• _Your instructions_: Reproduce each line that includes the word "Baptistery".

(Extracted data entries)
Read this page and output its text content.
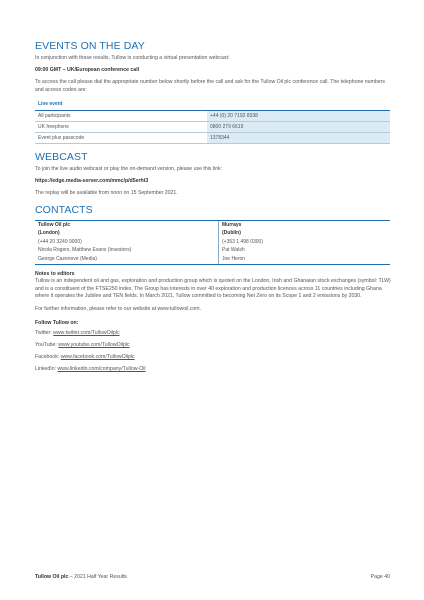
EVENTS ON THE DAY

In conjunction with these results, Tullow is conducting a virtual presentation webcast:

09:00 GMT – UK/European conference call

To access the call please dial the appropriate number below shortly before the call and ask for the Tullow Oil plc conference call. The telephone numbers and access codes are:

Live event	
All participants	+44 (0) 20 7192 8338
UK freephone	0800 279 6619
Event plus passcode	1378344
WEBCAST

To join the live audio webcast or play the on-demand version, please use this link:

https://edge.media-server.com/mmc/p/d5erht3

The replay will be available from noon on 15 September 2021.

CONTACTS
Tullow Oil plc	Murrays
(London)	(Dublin)
(+44 20 3249 9000)	(+353 1 498 0300)
Nicola Rogers, Matthew Evans (Investors)	Pat Walsh
George Cazenove (Media)	Joe Heron

Notes to editors

Tullow is an independent oil and gas, exploration and production group which is quoted on the London, Irish and Ghanaian stock exchanges (symbol: TLW) and is a constituent of the FTSE250 index. The Group has interests in over 40 exploration and production licences across 11 countries including Ghana where it operates the Jubilee and TEN fields. In March 2021, Tullow committed to becoming Net Zero on its Scope 1 and 2 emissions by 2030.

For further information, please refer to our website at www.tullowoil.com.

Follow Tullow on:

Twitter: www.twitter.com/TullowOilplc

YouTube: www.youtube.com/TullowOilplc

Facebook: www.facebook.com/TullowOilplc

LinkedIn: www.linkedin.com/company/Tullow-Oil

Tullow Oil plc – 2021 Half Year Results	Page 40
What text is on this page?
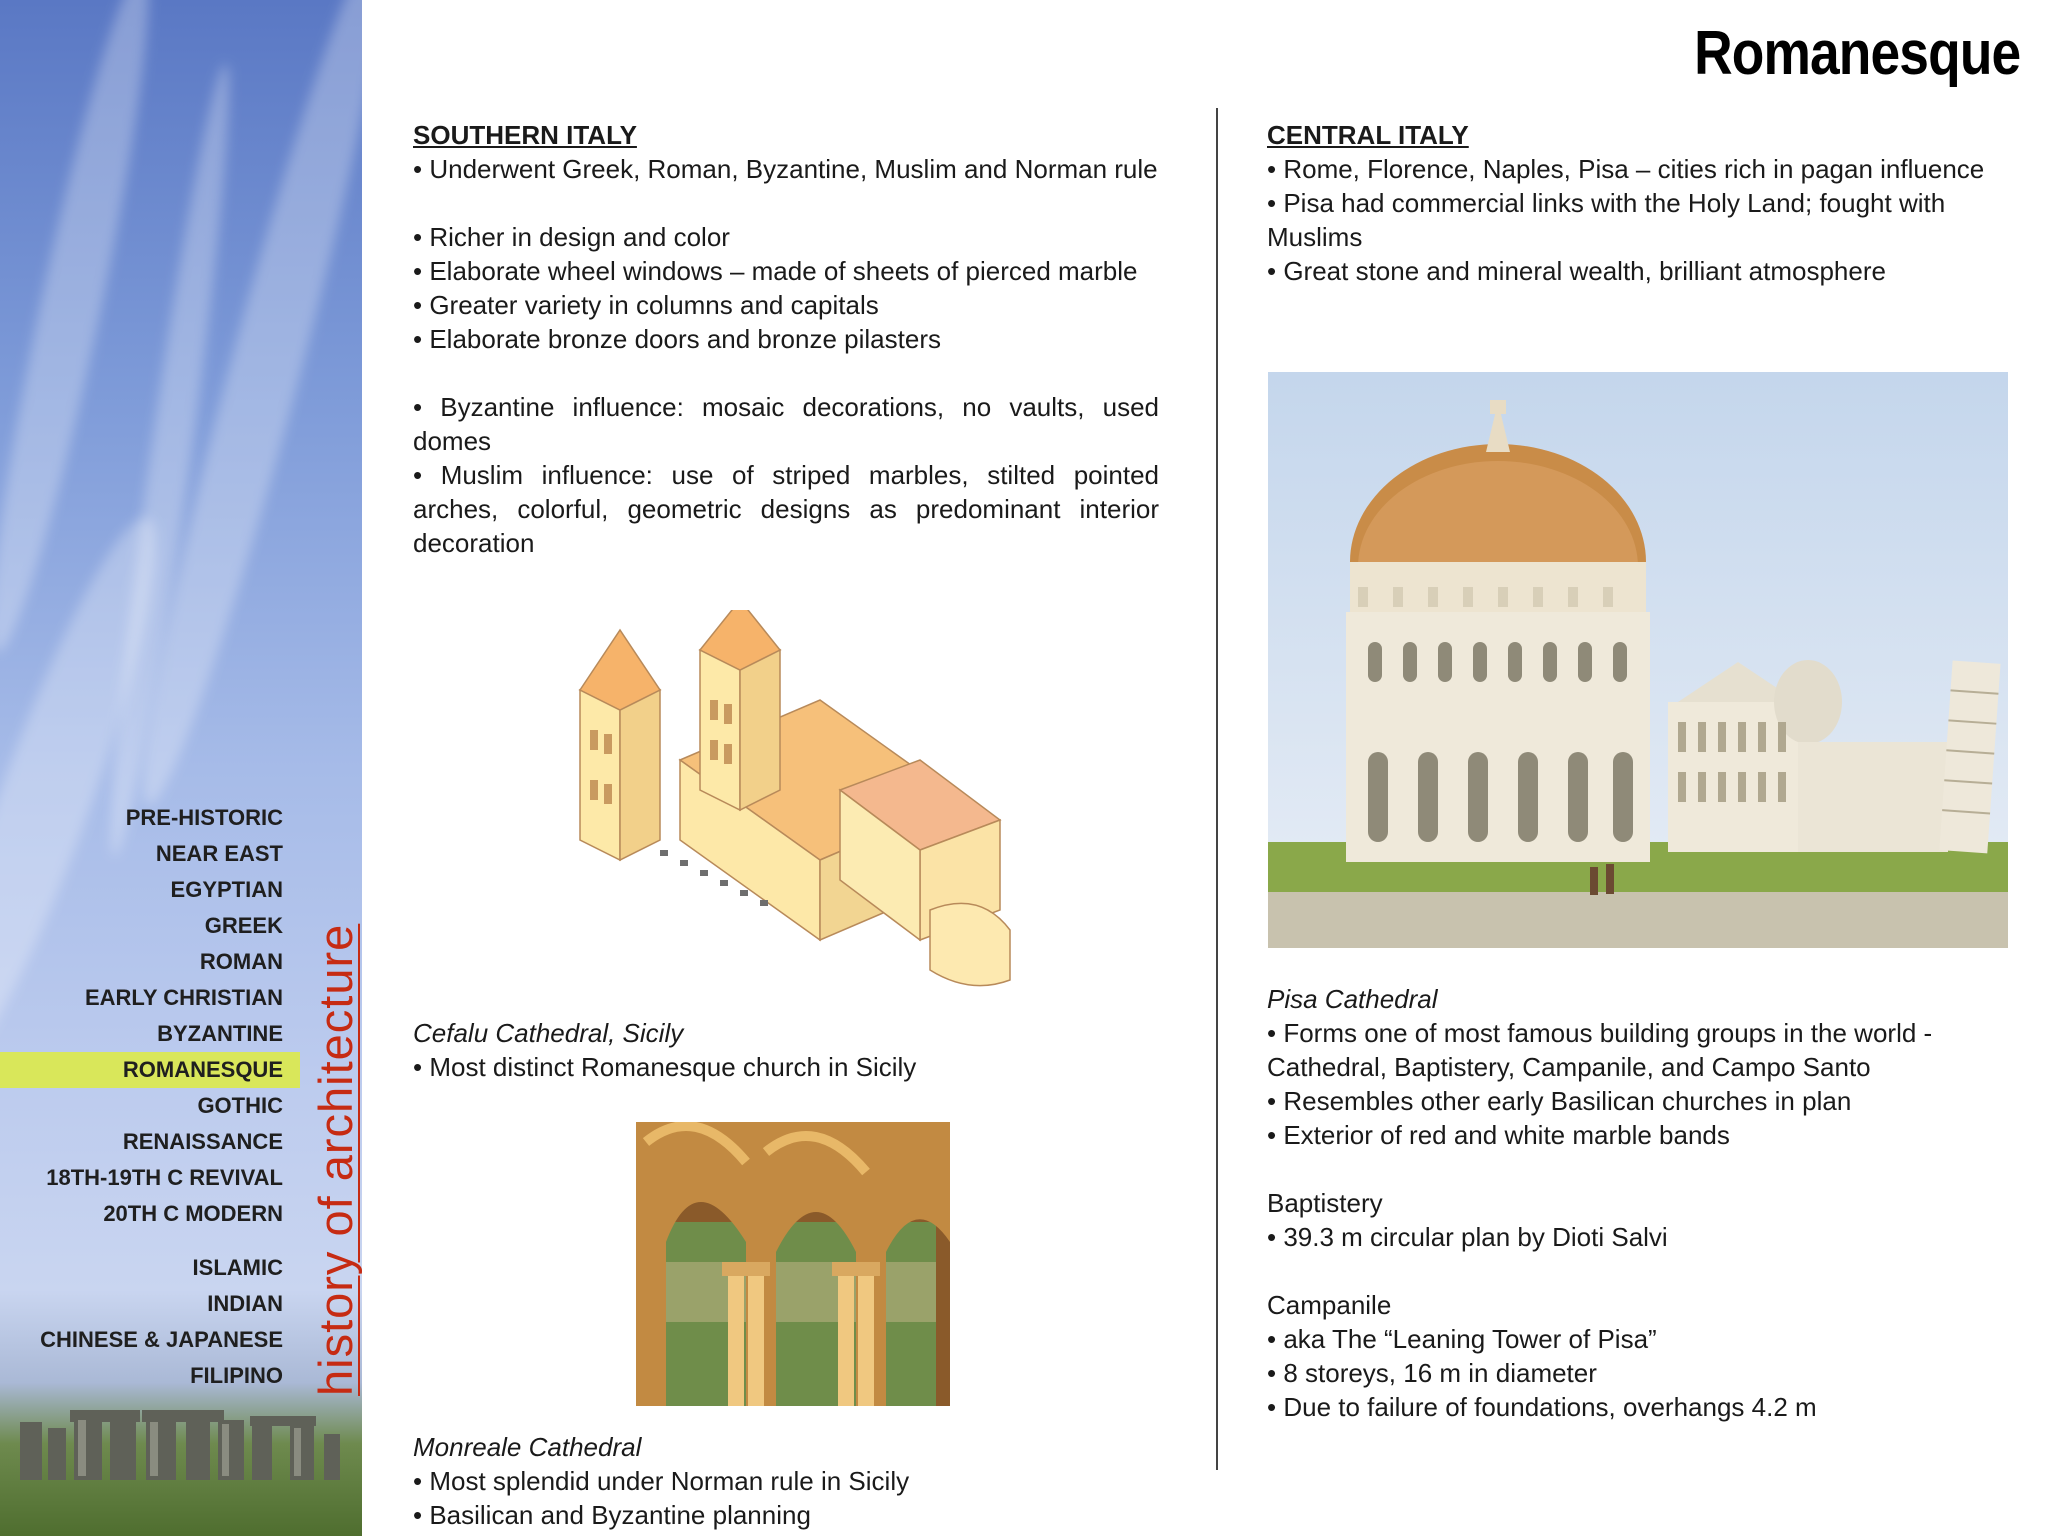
PRE-HISTORIC
NEAR EAST
EGYPTIAN
GREEK
ROMAN
EARLY CHRISTIAN
BYZANTINE
ROMANESQUE
GOTHIC
RENAISSANCE
18TH-19TH C REVIVAL
20TH C MODERN
ISLAMIC
INDIAN
CHINESE & JAPANESE
FILIPINO history of architecture
Romanesque

SOUTHERN ITALY

• Underwent Greek, Roman, Byzantine, Muslim and Norman rule

• Richer in design and color

• Elaborate wheel windows – made of sheets of pierced marble

• Greater variety in columns and capitals

• Elaborate bronze doors and bronze pilasters

• Byzantine influence: mosaic decorations, no vaults, used domes

• Muslim influence: use of striped marbles, stilted pointed arches, colorful, geometric designs as predominant interior decoration

Cefalu Cathedral, Sicily

• Most distinct Romanesque church in Sicily

Monreale Cathedral

• Most splendid under Norman rule in Sicily

• Basilican and Byzantine planning

CENTRAL ITALY

• Rome, Florence, Naples, Pisa – cities rich in pagan influence

• Pisa had commercial links with the Holy Land; fought with Muslims

• Great stone and mineral wealth, brilliant atmosphere

Pisa Cathedral

• Forms one of most famous building groups in the world - Cathedral, Baptistery, Campanile, and Campo Santo

• Resembles other early Basilican churches in plan

• Exterior of red and white marble bands

Baptistery

• 39.3 m circular plan by Dioti Salvi

Campanile

• aka The “Leaning Tower of Pisa”

• 8 storeys, 16 m in diameter

• Due to failure of foundations, overhangs 4.2 m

• _Finished task_:
• Forms one of most famous building groups in the world - Cathedral, Baptistery, Campanile, and Campo Santo
Baptistery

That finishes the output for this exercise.